**Your task**
In the material below, count the lines with the word "source" and state that number only.
........
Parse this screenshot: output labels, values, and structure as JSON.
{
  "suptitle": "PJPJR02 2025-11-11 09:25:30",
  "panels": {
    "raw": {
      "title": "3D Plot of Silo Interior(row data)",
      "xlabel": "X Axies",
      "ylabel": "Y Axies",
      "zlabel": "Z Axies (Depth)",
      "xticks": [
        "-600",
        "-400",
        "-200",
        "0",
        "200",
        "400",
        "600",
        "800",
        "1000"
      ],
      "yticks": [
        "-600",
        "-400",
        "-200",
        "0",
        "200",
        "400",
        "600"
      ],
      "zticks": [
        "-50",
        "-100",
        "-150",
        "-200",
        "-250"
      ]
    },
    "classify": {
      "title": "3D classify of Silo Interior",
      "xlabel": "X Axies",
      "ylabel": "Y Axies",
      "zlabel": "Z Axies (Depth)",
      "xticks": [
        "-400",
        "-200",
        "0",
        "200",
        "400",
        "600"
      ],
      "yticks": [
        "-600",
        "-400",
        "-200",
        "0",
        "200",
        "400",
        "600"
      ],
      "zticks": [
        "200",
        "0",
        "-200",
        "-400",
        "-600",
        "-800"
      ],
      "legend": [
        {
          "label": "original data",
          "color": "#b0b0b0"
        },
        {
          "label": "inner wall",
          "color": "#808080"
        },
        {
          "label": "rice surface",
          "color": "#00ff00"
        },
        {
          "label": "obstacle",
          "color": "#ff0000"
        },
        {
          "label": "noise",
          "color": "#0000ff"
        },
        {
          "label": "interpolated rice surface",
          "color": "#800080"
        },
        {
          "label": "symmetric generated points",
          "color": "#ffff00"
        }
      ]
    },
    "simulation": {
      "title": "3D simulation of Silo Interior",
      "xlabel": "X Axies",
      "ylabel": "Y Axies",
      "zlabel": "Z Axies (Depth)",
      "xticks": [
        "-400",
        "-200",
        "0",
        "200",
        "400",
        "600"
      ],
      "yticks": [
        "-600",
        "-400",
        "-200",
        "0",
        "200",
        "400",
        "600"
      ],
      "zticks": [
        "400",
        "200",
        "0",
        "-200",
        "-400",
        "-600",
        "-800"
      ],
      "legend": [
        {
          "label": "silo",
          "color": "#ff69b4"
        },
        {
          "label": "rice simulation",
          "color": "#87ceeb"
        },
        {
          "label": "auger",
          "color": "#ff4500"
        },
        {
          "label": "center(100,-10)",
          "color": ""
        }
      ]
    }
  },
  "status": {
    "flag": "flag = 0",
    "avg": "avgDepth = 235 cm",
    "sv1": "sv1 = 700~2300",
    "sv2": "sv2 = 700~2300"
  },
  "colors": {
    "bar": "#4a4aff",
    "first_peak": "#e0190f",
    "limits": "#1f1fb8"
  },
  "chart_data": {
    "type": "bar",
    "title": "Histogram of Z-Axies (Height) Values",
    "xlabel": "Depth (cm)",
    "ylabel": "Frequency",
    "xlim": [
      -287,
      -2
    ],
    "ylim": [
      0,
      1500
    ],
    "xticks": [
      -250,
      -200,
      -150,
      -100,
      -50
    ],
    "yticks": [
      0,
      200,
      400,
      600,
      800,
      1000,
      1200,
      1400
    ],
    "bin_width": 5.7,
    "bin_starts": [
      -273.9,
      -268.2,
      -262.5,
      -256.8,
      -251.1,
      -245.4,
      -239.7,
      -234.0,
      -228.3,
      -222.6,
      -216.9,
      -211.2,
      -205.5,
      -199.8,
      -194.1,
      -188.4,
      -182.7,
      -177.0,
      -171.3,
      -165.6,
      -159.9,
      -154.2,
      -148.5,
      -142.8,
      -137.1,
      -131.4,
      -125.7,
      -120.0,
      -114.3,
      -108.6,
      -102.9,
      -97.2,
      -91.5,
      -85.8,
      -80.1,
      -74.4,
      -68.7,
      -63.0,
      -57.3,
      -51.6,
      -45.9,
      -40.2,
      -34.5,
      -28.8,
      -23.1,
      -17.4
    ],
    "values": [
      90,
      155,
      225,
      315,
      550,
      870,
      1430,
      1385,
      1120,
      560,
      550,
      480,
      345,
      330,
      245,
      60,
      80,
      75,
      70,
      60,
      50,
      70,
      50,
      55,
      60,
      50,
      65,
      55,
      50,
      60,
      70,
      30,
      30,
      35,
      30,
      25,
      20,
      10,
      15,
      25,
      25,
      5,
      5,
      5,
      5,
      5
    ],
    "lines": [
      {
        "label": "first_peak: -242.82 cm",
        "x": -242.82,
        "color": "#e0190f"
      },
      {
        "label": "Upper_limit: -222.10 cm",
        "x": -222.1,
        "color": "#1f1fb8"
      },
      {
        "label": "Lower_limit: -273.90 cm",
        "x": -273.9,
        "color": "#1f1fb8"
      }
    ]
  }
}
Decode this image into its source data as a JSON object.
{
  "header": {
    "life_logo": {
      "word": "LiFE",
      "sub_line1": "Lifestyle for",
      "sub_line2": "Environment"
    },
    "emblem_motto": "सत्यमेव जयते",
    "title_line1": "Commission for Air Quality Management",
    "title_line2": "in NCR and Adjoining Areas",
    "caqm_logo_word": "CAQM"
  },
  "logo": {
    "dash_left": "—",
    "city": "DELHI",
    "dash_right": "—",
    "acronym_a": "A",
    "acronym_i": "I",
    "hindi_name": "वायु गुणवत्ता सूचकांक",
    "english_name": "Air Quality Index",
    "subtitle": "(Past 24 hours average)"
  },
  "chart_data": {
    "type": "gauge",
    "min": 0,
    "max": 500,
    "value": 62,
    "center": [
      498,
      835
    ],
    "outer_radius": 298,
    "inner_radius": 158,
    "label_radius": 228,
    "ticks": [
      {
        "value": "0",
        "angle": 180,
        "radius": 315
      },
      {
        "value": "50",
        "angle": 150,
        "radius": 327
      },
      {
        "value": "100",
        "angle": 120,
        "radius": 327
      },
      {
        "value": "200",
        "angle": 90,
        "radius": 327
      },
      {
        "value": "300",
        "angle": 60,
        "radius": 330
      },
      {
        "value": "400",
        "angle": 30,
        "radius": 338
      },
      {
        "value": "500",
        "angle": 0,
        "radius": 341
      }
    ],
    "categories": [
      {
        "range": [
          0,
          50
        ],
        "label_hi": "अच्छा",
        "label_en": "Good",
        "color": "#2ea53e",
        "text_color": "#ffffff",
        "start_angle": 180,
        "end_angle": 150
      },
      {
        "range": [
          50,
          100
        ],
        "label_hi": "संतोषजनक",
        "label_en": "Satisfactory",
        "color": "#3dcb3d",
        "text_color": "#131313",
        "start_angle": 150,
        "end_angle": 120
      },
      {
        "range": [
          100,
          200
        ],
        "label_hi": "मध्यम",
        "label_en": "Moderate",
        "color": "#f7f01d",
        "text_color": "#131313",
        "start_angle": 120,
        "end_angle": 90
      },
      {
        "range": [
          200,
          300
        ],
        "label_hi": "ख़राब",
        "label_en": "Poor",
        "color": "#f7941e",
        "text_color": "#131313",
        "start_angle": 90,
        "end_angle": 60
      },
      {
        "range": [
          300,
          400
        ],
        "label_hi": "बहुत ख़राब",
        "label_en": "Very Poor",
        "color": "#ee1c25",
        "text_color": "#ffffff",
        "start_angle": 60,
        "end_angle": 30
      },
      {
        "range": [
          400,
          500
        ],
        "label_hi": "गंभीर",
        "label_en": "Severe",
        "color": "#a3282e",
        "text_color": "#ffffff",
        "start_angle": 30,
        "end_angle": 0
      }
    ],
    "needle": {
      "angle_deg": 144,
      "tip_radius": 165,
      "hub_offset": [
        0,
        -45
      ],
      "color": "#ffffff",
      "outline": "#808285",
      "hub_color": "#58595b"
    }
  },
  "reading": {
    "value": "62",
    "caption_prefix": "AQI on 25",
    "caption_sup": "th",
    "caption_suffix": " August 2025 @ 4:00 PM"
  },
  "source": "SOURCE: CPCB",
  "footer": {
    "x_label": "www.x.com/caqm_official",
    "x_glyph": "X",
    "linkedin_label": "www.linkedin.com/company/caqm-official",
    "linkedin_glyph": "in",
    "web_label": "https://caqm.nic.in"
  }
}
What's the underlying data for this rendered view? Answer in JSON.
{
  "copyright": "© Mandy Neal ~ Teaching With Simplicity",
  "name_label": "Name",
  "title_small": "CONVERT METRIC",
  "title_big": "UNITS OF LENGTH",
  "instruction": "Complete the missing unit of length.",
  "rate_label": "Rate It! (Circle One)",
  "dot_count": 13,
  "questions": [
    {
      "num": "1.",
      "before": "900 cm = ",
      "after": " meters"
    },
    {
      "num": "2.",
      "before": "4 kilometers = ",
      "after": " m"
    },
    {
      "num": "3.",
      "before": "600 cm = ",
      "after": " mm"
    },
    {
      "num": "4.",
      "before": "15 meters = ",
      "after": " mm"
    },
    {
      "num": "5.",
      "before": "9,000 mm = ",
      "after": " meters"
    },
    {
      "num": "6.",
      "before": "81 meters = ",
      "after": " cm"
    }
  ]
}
........
**Solution**
2